■ **What to work on**:
Restate the listing that follows word for word, without its pictures.

■ **Excerpted records**:
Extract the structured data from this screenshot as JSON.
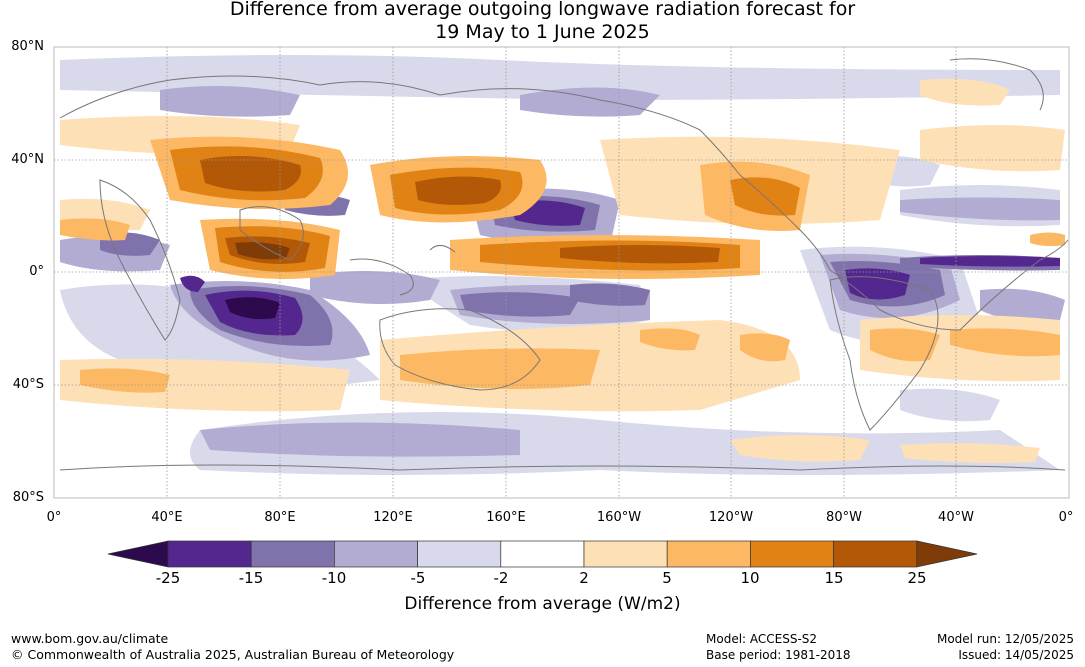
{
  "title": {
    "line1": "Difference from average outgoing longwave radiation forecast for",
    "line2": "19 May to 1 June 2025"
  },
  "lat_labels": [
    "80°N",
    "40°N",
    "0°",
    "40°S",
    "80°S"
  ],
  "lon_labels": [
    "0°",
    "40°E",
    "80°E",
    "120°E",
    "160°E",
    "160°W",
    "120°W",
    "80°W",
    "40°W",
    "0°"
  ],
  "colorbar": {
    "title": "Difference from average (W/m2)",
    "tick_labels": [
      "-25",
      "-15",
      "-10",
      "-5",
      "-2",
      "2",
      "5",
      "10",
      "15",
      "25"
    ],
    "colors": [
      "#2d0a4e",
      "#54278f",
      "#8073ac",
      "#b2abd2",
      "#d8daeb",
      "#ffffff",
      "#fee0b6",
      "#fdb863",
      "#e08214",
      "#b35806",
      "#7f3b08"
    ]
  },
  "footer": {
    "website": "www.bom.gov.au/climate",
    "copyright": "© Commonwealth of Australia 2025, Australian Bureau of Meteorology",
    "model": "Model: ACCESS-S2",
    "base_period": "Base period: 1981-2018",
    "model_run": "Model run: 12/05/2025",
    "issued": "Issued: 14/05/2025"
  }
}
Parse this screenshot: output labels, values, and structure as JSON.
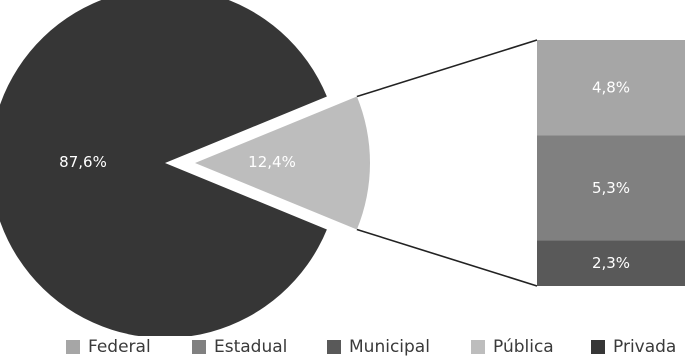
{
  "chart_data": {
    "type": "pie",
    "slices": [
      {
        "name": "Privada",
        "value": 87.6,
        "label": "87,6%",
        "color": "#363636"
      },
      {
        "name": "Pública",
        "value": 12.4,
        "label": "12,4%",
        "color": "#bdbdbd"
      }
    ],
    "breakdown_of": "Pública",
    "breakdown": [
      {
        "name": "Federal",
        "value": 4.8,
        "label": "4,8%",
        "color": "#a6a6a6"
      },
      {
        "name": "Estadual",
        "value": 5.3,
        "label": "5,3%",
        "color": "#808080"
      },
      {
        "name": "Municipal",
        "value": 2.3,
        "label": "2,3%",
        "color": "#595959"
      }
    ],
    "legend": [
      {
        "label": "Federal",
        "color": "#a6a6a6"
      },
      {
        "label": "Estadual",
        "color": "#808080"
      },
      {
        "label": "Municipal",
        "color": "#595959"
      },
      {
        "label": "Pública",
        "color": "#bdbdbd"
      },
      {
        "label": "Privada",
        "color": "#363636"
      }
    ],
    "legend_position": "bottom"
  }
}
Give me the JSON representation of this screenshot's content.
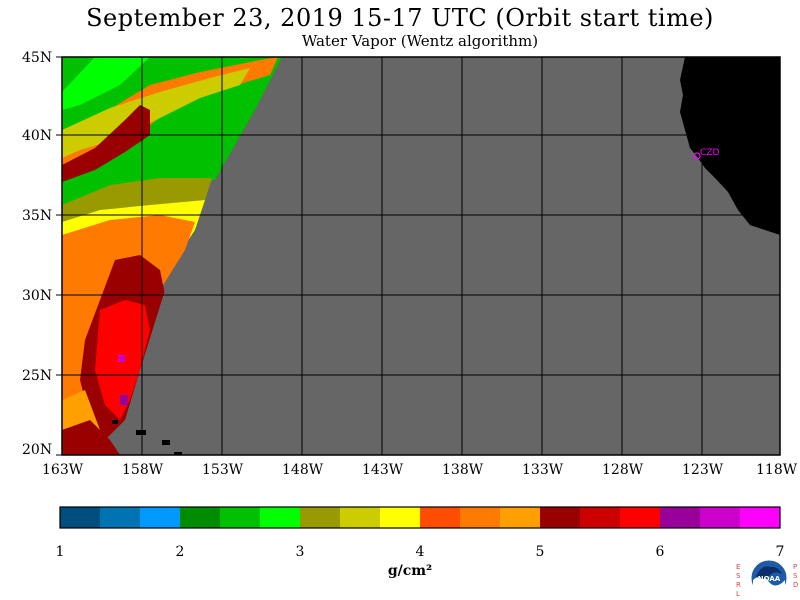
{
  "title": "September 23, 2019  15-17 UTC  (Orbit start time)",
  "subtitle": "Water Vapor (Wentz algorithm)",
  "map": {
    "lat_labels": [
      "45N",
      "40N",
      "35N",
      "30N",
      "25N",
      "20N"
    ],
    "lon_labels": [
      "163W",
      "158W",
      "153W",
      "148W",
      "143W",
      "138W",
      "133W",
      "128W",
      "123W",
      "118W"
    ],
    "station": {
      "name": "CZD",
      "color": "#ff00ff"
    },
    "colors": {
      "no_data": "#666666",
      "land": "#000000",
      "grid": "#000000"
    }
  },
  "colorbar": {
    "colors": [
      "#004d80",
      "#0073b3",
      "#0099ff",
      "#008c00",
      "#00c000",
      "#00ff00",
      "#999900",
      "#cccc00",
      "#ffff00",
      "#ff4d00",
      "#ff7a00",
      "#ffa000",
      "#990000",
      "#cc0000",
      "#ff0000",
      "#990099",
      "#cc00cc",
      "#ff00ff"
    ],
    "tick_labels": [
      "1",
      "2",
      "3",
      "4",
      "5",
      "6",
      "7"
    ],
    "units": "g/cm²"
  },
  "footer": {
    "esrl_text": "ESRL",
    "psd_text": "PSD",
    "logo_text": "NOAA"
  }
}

■ **Task output**:
Extract the structured data from this screenshot as JSON.
{
  "title": {
    "line1": "Difference from average outgoing longwave radiation forecast for",
    "line2": "19 May to 1 June 2025"
  },
  "lat_labels": [
    "80°N",
    "40°N",
    "0°",
    "40°S",
    "80°S"
  ],
  "lon_labels": [
    "0°",
    "40°E",
    "80°E",
    "120°E",
    "160°E",
    "160°W",
    "120°W",
    "80°W",
    "40°W",
    "0°"
  ],
  "colorbar": {
    "title": "Difference from average (W/m2)",
    "tick_labels": [
      "-25",
      "-15",
      "-10",
      "-5",
      "-2",
      "2",
      "5",
      "10",
      "15",
      "25"
    ],
    "colors": [
      "#2d0a4e",
      "#54278f",
      "#8073ac",
      "#b2abd2",
      "#d8daeb",
      "#ffffff",
      "#fee0b6",
      "#fdb863",
      "#e08214",
      "#b35806",
      "#7f3b08"
    ]
  },
  "footer": {
    "website": "www.bom.gov.au/climate",
    "copyright": "© Commonwealth of Australia 2025, Australian Bureau of Meteorology",
    "model": "Model: ACCESS-S2",
    "base_period": "Base period: 1981-2018",
    "model_run": "Model run: 12/05/2025",
    "issued": "Issued: 14/05/2025"
  }
}
Parse this screenshot: output labels, values, and structure as JSON.
{
  "chart_data": {
    "type": "pie",
    "slices": [
      {
        "name": "Privada",
        "value": 87.6,
        "label": "87,6%",
        "color": "#363636"
      },
      {
        "name": "Pública",
        "value": 12.4,
        "label": "12,4%",
        "color": "#bdbdbd"
      }
    ],
    "breakdown_of": "Pública",
    "breakdown": [
      {
        "name": "Federal",
        "value": 4.8,
        "label": "4,8%",
        "color": "#a6a6a6"
      },
      {
        "name": "Estadual",
        "value": 5.3,
        "label": "5,3%",
        "color": "#808080"
      },
      {
        "name": "Municipal",
        "value": 2.3,
        "label": "2,3%",
        "color": "#595959"
      }
    ],
    "legend": [
      {
        "label": "Federal",
        "color": "#a6a6a6"
      },
      {
        "label": "Estadual",
        "color": "#808080"
      },
      {
        "label": "Municipal",
        "color": "#595959"
      },
      {
        "label": "Pública",
        "color": "#bdbdbd"
      },
      {
        "label": "Privada",
        "color": "#363636"
      }
    ],
    "legend_position": "bottom"
  }
}
Give me the JSON representation of this screenshot's content.
{
  "title": "September 23, 2019  15-17 UTC  (Orbit start time)",
  "subtitle": "Water Vapor (Wentz algorithm)",
  "map": {
    "lat_labels": [
      "45N",
      "40N",
      "35N",
      "30N",
      "25N",
      "20N"
    ],
    "lon_labels": [
      "163W",
      "158W",
      "153W",
      "148W",
      "143W",
      "138W",
      "133W",
      "128W",
      "123W",
      "118W"
    ],
    "station": {
      "name": "CZD",
      "color": "#ff00ff"
    },
    "colors": {
      "no_data": "#666666",
      "land": "#000000",
      "grid": "#000000"
    }
  },
  "colorbar": {
    "colors": [
      "#004d80",
      "#0073b3",
      "#0099ff",
      "#008c00",
      "#00c000",
      "#00ff00",
      "#999900",
      "#cccc00",
      "#ffff00",
      "#ff4d00",
      "#ff7a00",
      "#ffa000",
      "#990000",
      "#cc0000",
      "#ff0000",
      "#990099",
      "#cc00cc",
      "#ff00ff"
    ],
    "tick_labels": [
      "1",
      "2",
      "3",
      "4",
      "5",
      "6",
      "7"
    ],
    "units": "g/cm²"
  },
  "footer": {
    "esrl_text": "ESRL",
    "psd_text": "PSD",
    "logo_text": "NOAA"
  }
}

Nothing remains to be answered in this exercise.